### EXERCISE TASK
Quote every entry word for word.

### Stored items
════════
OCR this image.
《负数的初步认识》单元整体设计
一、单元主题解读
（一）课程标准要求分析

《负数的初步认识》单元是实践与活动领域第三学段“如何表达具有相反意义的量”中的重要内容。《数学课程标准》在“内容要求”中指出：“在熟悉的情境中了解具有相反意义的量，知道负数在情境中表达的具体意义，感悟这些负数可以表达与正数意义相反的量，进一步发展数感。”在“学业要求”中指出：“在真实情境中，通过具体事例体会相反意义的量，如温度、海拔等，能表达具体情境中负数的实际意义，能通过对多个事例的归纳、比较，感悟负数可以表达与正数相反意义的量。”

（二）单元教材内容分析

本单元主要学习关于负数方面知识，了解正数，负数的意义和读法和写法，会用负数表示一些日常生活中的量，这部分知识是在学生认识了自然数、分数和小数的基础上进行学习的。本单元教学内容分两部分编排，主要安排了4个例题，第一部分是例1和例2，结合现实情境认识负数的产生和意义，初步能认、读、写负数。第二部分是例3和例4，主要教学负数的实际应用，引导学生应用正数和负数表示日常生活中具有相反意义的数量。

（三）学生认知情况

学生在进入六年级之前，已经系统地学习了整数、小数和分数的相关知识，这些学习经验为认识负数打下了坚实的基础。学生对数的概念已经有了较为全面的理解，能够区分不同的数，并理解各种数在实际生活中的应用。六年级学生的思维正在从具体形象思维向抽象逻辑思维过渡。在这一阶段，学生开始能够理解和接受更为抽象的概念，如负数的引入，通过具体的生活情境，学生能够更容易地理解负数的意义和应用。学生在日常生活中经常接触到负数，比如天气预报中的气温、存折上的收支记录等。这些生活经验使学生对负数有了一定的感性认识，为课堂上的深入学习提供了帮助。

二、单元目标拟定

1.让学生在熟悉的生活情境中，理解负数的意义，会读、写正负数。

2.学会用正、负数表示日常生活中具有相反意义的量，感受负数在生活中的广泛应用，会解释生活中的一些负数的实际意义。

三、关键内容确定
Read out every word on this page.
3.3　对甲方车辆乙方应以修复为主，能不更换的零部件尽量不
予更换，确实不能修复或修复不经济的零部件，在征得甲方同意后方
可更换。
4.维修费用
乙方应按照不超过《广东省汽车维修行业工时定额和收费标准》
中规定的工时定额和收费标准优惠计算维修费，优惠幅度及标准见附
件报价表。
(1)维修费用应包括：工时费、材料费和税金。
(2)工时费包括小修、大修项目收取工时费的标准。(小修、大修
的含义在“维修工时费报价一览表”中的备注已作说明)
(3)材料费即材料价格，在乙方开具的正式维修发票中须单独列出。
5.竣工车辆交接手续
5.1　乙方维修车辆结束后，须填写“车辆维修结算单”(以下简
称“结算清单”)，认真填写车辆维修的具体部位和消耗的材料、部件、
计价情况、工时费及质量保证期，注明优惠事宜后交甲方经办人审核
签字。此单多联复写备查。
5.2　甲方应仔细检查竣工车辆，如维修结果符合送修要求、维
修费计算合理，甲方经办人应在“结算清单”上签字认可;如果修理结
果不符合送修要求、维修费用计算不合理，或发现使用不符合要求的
════════
### SOLUTION TO THE EXERCISE
OCR this image.
《负数的初步认识》单元整体设计
一、单元主题解读
（一）课程标准要求分析

《负数的初步认识》单元是实践与活动领域第三学段“如何表达具有相反意义的量”中的重要内容。《数学课程标准》在“内容要求”中指出：“在熟悉的情境中了解具有相反意义的量，知道负数在情境中表达的具体意义，感悟这些负数可以表达与正数意义相反的量，进一步发展数感。”在“学业要求”中指出：“在真实情境中，通过具体事例体会相反意义的量，如温度、海拔等，能表达具体情境中负数的实际意义，能通过对多个事例的归纳、比较，感悟负数可以表达与正数相反意义的量。”

（二）单元教材内容分析

本单元主要学习关于负数方面知识，了解正数，负数的意义和读法和写法，会用负数表示一些日常生活中的量，这部分知识是在学生认识了自然数、分数和小数的基础上进行学习的。本单元教学内容分两部分编排，主要安排了4个例题，第一部分是例1和例2，结合现实情境认识负数的产生和意义，初步能认、读、写负数。第二部分是例3和例4，主要教学负数的实际应用，引导学生应用正数和负数表示日常生活中具有相反意义的数量。

（三）学生认知情况

学生在进入六年级之前，已经系统地学习了整数、小数和分数的相关知识，这些学习经验为认识负数打下了坚实的基础。学生对数的概念已经有了较为全面的理解，能够区分不同的数，并理解各种数在实际生活中的应用。六年级学生的思维正在从具体形象思维向抽象逻辑思维过渡。在这一阶段，学生开始能够理解和接受更为抽象的概念，如负数的引入，通过具体的生活情境，学生能够更容易地理解负数的意义和应用。学生在日常生活中经常接触到负数，比如天气预报中的气温、存折上的收支记录等。这些生活经验使学生对负数有了一定的感性认识，为课堂上的深入学习提供了帮助。

二、单元目标拟定

1.让学生在熟悉的生活情境中，理解负数的意义，会读、写正负数。

2.学会用正、负数表示日常生活中具有相反意义的量，感受负数在生活中的广泛应用，会解释生活中的一些负数的实际意义。

三、关键内容确定
Read out every word on this page.
3.3　对甲方车辆乙方应以修复为主，能不更换的零部件尽量不
予更换，确实不能修复或修复不经济的零部件，在征得甲方同意后方
可更换。
4.维修费用
乙方应按照不超过《广东省汽车维修行业工时定额和收费标准》
中规定的工时定额和收费标准优惠计算维修费，优惠幅度及标准见附
件报价表。
(1)维修费用应包括：工时费、材料费和税金。
(2)工时费包括小修、大修项目收取工时费的标准。(小修、大修
的含义在“维修工时费报价一览表”中的备注已作说明)
(3)材料费即材料价格，在乙方开具的正式维修发票中须单独列出。
5.竣工车辆交接手续
5.1　乙方维修车辆结束后，须填写“车辆维修结算单”(以下简
称“结算清单”)，认真填写车辆维修的具体部位和消耗的材料、部件、
计价情况、工时费及质量保证期，注明优惠事宜后交甲方经办人审核
签字。此单多联复写备查。
5.2　甲方应仔细检查竣工车辆，如维修结果符合送修要求、维
修费计算合理，甲方经办人应在“结算清单”上签字认可;如果修理结
果不符合送修要求、维修费用计算不合理，或发现使用不符合要求的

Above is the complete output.